BRIEF. Wherever a line below holds the word "scatter", copy that line.

-----

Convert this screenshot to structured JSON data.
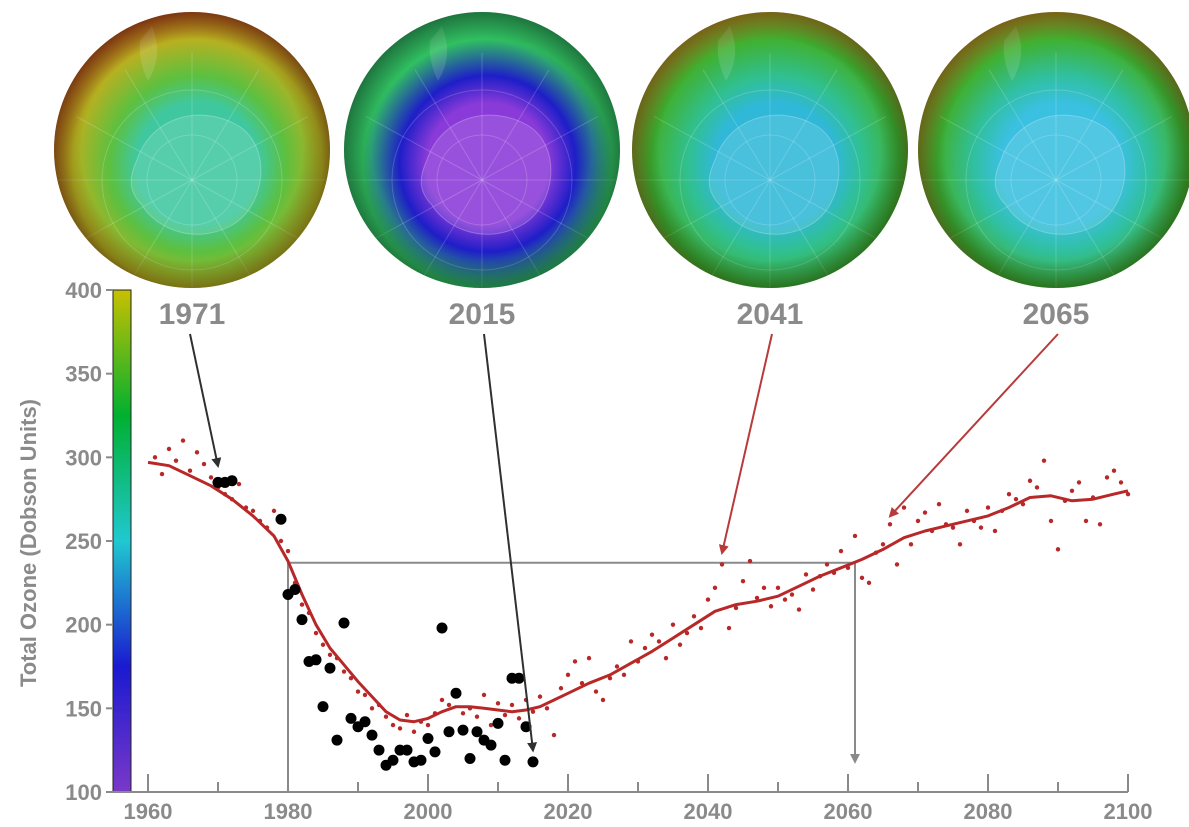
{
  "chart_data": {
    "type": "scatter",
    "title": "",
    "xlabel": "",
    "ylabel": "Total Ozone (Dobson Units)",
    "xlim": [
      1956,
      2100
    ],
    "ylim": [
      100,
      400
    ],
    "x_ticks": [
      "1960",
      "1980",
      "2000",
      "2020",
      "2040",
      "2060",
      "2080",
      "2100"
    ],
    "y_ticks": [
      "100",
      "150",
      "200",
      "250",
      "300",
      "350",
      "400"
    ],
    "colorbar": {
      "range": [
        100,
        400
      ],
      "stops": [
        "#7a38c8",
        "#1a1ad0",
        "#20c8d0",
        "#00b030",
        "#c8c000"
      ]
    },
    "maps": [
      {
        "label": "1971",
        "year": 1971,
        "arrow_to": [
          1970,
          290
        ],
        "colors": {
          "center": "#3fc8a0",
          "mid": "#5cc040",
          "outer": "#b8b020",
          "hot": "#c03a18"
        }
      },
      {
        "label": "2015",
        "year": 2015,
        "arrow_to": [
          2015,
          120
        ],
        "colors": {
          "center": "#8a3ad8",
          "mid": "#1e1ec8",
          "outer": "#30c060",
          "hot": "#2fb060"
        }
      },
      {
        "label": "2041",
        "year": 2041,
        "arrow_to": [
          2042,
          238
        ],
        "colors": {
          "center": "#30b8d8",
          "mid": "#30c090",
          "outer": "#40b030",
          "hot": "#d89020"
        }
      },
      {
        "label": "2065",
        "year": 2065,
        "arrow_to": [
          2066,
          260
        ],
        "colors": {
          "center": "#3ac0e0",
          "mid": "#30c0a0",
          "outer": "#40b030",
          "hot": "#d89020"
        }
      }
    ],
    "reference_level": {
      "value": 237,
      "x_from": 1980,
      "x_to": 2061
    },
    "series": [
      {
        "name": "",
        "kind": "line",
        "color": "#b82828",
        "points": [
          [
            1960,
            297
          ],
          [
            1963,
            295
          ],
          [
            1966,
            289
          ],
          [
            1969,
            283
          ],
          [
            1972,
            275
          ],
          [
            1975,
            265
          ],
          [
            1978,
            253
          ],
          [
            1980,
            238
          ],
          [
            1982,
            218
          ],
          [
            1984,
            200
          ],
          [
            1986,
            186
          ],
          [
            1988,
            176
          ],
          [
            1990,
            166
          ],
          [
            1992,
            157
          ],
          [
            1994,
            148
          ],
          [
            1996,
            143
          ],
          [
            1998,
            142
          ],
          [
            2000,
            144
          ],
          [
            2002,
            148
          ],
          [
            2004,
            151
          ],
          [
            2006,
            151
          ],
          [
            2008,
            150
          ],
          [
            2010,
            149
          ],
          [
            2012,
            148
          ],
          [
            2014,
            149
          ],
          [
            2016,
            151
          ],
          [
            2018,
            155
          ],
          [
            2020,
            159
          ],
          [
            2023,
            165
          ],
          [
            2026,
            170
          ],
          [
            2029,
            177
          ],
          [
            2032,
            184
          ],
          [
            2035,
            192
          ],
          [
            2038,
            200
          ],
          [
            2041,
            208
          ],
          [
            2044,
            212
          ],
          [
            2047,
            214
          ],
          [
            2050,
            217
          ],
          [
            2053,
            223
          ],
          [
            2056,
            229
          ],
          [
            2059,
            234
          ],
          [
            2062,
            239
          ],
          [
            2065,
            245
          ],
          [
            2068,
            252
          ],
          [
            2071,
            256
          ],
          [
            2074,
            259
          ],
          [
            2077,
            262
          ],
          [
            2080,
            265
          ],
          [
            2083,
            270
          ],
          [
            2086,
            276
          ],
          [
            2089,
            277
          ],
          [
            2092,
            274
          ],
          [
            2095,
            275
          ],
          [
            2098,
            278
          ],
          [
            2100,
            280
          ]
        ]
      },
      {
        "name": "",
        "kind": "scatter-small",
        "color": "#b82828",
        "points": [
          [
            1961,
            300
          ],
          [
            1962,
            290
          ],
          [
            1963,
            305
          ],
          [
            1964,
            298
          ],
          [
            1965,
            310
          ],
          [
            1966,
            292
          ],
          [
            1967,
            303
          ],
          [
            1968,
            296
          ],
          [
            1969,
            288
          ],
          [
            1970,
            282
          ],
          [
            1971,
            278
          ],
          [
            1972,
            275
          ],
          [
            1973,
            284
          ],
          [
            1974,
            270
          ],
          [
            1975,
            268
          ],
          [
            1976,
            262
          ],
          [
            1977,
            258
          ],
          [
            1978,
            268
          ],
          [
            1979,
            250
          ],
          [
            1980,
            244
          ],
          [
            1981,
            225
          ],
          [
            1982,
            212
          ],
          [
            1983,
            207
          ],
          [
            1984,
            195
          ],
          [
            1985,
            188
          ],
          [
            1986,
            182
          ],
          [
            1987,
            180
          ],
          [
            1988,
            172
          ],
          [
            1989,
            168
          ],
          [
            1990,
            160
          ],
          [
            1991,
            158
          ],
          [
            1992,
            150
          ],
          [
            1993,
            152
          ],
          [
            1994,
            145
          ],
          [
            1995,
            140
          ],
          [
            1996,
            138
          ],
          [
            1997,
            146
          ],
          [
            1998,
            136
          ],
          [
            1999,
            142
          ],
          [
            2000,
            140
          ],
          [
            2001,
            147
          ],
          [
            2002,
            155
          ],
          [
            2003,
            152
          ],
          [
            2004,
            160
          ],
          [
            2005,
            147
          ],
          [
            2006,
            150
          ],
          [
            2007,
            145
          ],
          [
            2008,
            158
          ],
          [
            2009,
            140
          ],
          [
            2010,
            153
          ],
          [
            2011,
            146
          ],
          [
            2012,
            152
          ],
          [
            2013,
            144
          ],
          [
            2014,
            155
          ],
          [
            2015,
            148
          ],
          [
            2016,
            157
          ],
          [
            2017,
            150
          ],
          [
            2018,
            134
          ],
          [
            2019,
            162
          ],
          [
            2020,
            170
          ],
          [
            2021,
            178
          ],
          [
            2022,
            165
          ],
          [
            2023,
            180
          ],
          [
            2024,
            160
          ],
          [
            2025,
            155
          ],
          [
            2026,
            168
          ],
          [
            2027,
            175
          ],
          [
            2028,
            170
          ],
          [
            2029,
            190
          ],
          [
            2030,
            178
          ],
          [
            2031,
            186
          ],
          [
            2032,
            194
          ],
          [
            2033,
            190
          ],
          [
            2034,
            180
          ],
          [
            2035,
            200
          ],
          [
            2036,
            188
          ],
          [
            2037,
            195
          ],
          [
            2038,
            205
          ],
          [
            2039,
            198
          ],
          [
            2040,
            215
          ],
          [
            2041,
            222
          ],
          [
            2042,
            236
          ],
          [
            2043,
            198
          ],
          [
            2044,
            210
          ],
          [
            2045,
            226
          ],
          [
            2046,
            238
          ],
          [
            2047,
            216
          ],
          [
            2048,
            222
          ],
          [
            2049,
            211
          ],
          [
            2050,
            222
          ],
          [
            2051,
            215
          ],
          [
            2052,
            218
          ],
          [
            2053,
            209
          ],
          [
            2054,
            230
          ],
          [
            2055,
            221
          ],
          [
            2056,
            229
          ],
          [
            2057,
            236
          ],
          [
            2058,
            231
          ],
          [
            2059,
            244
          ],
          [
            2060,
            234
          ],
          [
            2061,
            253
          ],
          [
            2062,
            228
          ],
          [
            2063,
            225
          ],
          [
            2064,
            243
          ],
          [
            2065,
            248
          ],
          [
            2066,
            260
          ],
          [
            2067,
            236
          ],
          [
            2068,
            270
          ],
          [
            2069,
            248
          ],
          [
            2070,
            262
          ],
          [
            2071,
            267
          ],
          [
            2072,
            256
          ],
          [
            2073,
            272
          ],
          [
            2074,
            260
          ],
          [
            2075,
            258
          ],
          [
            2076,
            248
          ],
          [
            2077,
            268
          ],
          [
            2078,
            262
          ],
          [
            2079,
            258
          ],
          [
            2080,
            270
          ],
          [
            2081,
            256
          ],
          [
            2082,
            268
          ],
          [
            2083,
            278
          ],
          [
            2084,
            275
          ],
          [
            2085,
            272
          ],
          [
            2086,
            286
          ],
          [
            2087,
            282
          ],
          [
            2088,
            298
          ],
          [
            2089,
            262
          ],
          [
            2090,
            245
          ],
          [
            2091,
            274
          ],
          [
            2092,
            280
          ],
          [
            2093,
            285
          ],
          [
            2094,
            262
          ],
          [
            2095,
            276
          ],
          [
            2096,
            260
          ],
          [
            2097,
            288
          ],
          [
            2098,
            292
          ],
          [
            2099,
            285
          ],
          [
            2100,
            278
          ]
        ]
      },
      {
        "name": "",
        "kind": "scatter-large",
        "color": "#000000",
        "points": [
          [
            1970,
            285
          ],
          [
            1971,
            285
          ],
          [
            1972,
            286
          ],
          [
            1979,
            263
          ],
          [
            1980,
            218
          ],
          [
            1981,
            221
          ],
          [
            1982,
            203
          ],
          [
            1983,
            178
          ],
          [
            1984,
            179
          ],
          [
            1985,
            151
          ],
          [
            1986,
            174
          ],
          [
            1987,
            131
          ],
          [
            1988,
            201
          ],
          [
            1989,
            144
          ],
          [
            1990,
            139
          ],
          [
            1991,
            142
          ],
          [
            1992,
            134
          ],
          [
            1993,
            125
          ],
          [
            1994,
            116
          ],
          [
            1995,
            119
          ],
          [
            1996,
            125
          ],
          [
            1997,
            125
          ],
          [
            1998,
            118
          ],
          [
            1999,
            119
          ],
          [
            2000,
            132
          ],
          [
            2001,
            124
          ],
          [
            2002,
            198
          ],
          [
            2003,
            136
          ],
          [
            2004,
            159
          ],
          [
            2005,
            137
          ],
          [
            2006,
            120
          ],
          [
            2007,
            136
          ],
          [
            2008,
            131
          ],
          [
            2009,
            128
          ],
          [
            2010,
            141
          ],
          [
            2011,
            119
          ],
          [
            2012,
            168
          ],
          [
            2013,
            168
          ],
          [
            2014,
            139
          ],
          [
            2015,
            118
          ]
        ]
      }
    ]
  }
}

-----

SOLUTION FOR THIS EXERCISE.
    "type": "scatter",
        "kind": "scatter-small",
        "kind": "scatter-large",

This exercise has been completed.